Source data
_ _ _ _ _

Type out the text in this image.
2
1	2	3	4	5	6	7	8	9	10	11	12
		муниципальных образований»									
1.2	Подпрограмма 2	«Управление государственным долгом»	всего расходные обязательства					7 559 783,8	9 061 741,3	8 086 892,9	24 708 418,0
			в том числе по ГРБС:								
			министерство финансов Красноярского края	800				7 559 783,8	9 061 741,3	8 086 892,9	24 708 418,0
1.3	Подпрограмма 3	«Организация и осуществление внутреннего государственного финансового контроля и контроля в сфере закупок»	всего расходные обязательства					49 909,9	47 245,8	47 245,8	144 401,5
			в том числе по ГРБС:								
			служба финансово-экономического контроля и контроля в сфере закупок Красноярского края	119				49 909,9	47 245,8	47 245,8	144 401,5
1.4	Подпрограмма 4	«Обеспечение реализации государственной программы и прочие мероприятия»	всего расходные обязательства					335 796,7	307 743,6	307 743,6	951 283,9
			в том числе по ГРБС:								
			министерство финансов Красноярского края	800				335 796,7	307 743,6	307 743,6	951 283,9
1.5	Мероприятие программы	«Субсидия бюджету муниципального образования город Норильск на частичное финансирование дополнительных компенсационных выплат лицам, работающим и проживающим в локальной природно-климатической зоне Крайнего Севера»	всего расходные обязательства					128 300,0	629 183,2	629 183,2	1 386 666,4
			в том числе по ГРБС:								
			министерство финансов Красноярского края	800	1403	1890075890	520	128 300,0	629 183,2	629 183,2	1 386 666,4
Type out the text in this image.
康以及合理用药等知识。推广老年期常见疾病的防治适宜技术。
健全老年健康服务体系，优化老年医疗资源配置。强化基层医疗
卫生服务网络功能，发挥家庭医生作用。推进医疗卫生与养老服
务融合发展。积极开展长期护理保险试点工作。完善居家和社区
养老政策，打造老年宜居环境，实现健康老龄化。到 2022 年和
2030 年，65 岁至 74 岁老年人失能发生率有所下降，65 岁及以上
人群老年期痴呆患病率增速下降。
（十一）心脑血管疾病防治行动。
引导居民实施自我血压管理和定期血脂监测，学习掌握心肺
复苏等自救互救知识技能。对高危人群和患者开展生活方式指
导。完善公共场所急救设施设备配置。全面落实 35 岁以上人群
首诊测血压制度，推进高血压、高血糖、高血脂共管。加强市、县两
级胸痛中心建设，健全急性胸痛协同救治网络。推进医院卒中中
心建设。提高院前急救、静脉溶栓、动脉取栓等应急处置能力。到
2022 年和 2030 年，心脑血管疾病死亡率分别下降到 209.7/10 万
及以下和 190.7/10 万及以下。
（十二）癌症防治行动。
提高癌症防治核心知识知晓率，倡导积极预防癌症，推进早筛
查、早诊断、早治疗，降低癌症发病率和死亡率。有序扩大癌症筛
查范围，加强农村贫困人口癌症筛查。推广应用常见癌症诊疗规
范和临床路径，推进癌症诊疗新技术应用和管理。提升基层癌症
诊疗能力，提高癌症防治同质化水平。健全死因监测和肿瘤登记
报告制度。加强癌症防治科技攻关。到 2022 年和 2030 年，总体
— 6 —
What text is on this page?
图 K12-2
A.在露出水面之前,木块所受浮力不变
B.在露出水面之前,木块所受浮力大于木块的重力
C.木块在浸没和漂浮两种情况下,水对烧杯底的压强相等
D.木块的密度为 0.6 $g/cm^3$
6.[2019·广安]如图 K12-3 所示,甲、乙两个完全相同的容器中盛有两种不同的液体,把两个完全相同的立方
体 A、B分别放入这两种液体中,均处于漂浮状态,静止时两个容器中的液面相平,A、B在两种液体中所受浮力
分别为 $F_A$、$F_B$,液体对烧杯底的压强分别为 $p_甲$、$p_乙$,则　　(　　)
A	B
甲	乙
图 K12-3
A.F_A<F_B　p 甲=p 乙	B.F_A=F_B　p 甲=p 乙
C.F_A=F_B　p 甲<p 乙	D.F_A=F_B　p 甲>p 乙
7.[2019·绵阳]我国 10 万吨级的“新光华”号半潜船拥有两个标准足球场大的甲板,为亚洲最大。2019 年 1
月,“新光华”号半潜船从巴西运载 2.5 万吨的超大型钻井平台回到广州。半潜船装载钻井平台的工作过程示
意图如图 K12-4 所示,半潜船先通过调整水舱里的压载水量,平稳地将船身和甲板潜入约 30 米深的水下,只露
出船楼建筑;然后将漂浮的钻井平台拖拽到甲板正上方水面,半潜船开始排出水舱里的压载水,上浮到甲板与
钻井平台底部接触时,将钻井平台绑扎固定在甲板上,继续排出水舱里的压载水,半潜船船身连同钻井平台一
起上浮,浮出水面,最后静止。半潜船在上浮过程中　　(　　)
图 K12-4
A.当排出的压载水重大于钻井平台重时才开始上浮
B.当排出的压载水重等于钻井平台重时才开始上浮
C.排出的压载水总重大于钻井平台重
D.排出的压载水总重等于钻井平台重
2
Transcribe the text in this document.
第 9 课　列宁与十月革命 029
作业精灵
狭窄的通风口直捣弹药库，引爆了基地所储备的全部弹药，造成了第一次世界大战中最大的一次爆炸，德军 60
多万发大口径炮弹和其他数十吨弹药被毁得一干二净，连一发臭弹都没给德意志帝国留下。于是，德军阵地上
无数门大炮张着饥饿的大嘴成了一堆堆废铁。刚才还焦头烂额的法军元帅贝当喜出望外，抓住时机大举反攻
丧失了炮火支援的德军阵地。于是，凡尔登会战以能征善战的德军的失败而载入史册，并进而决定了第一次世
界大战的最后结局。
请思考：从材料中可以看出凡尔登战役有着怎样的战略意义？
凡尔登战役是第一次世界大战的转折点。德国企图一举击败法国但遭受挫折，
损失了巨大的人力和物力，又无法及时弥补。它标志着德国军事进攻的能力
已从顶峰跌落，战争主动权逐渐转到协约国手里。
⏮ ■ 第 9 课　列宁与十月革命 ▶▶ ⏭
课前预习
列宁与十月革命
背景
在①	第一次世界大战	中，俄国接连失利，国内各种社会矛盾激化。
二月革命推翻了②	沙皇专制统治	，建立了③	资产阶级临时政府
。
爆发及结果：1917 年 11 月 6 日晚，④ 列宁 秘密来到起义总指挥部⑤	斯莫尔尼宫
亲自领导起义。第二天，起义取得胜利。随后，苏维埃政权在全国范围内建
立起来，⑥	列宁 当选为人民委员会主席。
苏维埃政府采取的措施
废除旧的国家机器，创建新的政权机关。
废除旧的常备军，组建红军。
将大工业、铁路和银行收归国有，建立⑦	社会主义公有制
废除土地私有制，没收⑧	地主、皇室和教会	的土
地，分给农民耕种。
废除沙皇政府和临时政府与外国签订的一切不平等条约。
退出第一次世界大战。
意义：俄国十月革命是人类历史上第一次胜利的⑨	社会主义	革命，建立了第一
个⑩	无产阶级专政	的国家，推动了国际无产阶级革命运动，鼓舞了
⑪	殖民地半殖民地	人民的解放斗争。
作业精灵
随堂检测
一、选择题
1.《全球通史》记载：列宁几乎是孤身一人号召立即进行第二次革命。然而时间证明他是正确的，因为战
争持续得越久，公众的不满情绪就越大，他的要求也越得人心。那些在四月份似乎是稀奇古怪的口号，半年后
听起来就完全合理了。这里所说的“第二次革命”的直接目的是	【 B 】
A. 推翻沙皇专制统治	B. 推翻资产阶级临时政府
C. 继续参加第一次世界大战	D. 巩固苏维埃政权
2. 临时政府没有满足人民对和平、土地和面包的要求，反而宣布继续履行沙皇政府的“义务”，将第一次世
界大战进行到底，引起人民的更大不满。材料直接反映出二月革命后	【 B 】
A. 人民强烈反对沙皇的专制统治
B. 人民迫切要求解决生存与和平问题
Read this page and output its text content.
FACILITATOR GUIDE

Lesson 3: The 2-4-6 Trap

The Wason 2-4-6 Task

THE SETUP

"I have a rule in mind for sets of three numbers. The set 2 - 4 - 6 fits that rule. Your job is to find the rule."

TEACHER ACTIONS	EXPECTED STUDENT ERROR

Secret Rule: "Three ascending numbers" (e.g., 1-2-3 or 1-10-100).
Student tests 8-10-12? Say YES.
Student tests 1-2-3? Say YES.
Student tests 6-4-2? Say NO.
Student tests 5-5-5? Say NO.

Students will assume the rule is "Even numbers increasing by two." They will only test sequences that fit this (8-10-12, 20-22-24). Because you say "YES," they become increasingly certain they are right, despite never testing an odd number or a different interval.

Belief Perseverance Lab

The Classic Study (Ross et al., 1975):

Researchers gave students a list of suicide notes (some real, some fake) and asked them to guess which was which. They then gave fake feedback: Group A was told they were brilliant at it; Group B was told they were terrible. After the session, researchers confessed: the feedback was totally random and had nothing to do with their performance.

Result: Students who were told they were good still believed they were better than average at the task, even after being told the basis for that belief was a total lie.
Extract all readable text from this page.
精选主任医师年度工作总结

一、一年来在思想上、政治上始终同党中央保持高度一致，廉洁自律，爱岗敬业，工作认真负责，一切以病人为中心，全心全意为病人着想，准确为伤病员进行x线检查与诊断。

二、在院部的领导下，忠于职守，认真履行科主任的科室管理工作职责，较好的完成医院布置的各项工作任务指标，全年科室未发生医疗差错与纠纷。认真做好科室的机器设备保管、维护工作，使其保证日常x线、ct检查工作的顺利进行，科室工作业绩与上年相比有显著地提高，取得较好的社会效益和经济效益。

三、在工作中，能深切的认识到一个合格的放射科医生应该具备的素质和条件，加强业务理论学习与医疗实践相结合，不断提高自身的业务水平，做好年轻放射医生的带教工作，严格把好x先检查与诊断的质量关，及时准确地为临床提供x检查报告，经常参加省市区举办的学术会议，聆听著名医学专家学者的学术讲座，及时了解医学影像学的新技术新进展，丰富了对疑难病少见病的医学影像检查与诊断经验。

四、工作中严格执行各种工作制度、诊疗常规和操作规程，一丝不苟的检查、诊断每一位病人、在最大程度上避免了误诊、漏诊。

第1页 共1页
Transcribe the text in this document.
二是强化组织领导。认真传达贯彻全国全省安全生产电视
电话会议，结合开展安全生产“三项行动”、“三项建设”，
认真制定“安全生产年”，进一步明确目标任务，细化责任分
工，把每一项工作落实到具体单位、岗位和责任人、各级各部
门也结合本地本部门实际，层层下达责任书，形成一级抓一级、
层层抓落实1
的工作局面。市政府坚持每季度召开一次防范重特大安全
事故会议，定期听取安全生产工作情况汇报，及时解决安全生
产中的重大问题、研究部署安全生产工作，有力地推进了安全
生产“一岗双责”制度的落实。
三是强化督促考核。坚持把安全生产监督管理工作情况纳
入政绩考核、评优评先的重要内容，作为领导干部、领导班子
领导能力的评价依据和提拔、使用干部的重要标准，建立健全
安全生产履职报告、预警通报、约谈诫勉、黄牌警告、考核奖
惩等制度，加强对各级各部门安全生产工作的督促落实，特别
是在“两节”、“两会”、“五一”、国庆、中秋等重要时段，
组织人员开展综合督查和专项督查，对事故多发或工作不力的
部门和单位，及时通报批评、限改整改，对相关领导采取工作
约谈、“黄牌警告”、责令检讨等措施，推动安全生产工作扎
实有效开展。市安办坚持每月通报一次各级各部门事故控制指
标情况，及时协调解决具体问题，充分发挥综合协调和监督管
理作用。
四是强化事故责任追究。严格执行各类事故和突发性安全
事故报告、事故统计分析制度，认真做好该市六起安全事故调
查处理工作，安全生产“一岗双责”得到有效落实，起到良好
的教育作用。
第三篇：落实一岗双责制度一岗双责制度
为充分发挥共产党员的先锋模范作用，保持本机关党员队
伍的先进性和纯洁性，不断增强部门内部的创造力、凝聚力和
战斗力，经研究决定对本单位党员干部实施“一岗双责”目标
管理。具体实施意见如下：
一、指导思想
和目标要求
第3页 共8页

_ _ _ _ _

What you will do =>
From the material above, gather all lines that include the string "text" and copy them.

Correct answer =>
Type out the text in this image.
Type out the text in this image.
What text is on this page?
Transcribe the text in this document.
Read this page and output its text content.
Extract all readable text from this page.
Transcribe the text in this document.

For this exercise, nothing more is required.